INSTRUCTIONS FOR THE TASK —
Any pictures in the records below should be skipped; write out everything else exactly.

** BEGIN PROVIDED RECORDS **

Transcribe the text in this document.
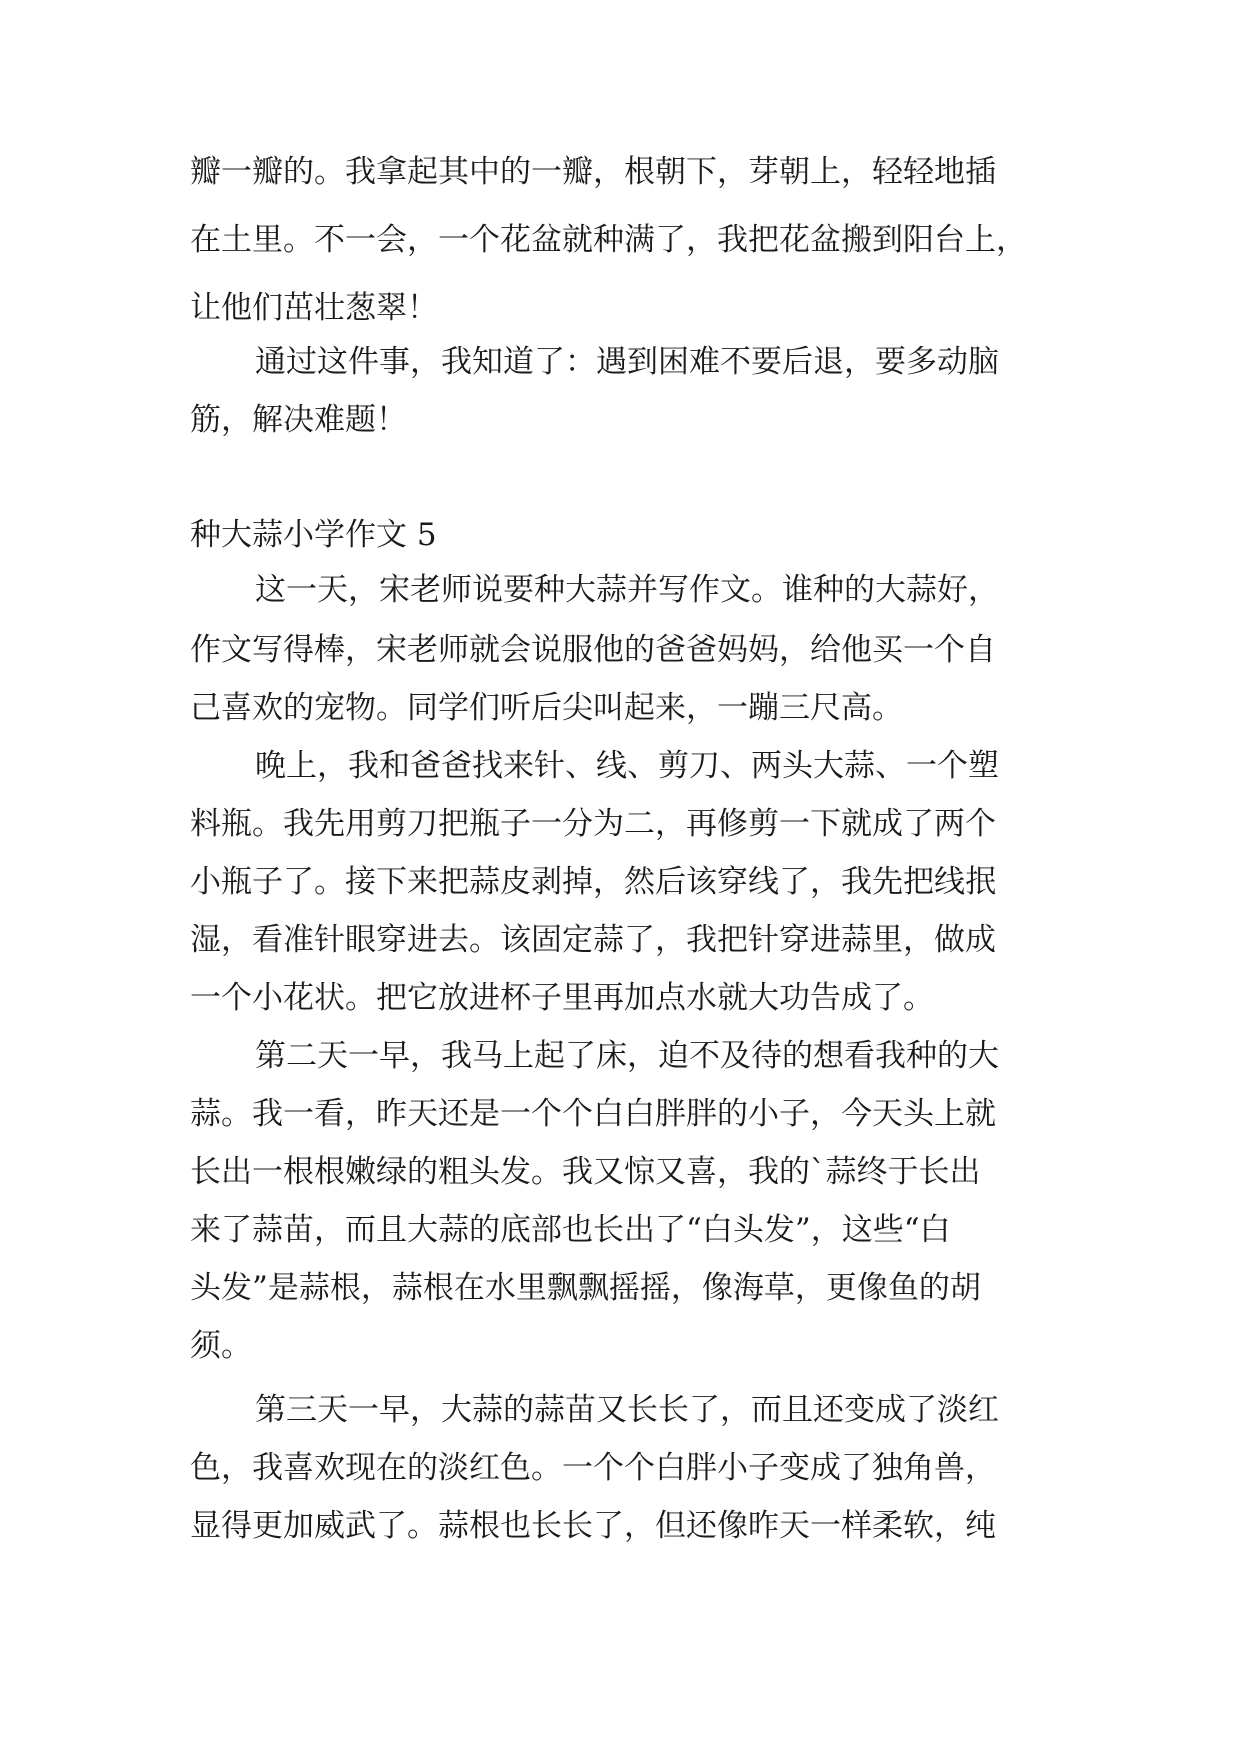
瓣一瓣的。我拿起其中的一瓣，根朝下，芽朝上，轻轻地插

在土里。不一会，一个花盆就种满了，我把花盆搬到阳台上，

让他们茁壮葱翠！

通过这件事，我知道了：遇到困难不要后退，要多动脑

筋，解决难题！

种大蒜小学作文 5

这一天，宋老师说要种大蒜并写作文。谁种的大蒜好，

作文写得棒，宋老师就会说服他的爸爸妈妈，给他买一个自

己喜欢的宠物。同学们听后尖叫起来，一蹦三尺高。

晚上，我和爸爸找来针、线、剪刀、两头大蒜、一个塑

料瓶。我先用剪刀把瓶子一分为二，再修剪一下就成了两个

小瓶子了。接下来把蒜皮剥掉，然后该穿线了，我先把线抿

湿，看准针眼穿进去。该固定蒜了，我把针穿进蒜里，做成

一个小花状。把它放进杯子里再加点水就大功告成了。

第二天一早，我马上起了床，迫不及待的想看我种的大

蒜。我一看，昨天还是一个个白白胖胖的小子，今天头上就

长出一根根嫩绿的粗头发。我又惊又喜，我的`蒜终于长出

来了蒜苗，而且大蒜的底部也长出了“白头发”，这些“白

头发”是蒜根，蒜根在水里飘飘摇摇，像海草，更像鱼的胡

须。

第三天一早，大蒜的蒜苗又长长了，而且还变成了淡红

色，我喜欢现在的淡红色。一个个白胖小子变成了独角兽，

显得更加威武了。蒜根也长长了，但还像昨天一样柔软，纯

** END PROVIDED RECORDS **

OUTPUT FOR THIS EXERCISE —
Transcribe the text in this document.
瓣一瓣的。我拿起其中的一瓣，根朝下，芽朝上，轻轻地插

在土里。不一会，一个花盆就种满了，我把花盆搬到阳台上，

让他们茁壮葱翠！

通过这件事，我知道了：遇到困难不要后退，要多动脑

筋，解决难题！

种大蒜小学作文 5

这一天，宋老师说要种大蒜并写作文。谁种的大蒜好，

作文写得棒，宋老师就会说服他的爸爸妈妈，给他买一个自

己喜欢的宠物。同学们听后尖叫起来，一蹦三尺高。

晚上，我和爸爸找来针、线、剪刀、两头大蒜、一个塑

料瓶。我先用剪刀把瓶子一分为二，再修剪一下就成了两个

小瓶子了。接下来把蒜皮剥掉，然后该穿线了，我先把线抿

湿，看准针眼穿进去。该固定蒜了，我把针穿进蒜里，做成

一个小花状。把它放进杯子里再加点水就大功告成了。

第二天一早，我马上起了床，迫不及待的想看我种的大

蒜。我一看，昨天还是一个个白白胖胖的小子，今天头上就

长出一根根嫩绿的粗头发。我又惊又喜，我的`蒜终于长出

来了蒜苗，而且大蒜的底部也长出了“白头发”，这些“白

头发”是蒜根，蒜根在水里飘飘摇摇，像海草，更像鱼的胡

须。

第三天一早，大蒜的蒜苗又长长了，而且还变成了淡红

色，我喜欢现在的淡红色。一个个白胖小子变成了独角兽，

显得更加威武了。蒜根也长长了，但还像昨天一样柔软，纯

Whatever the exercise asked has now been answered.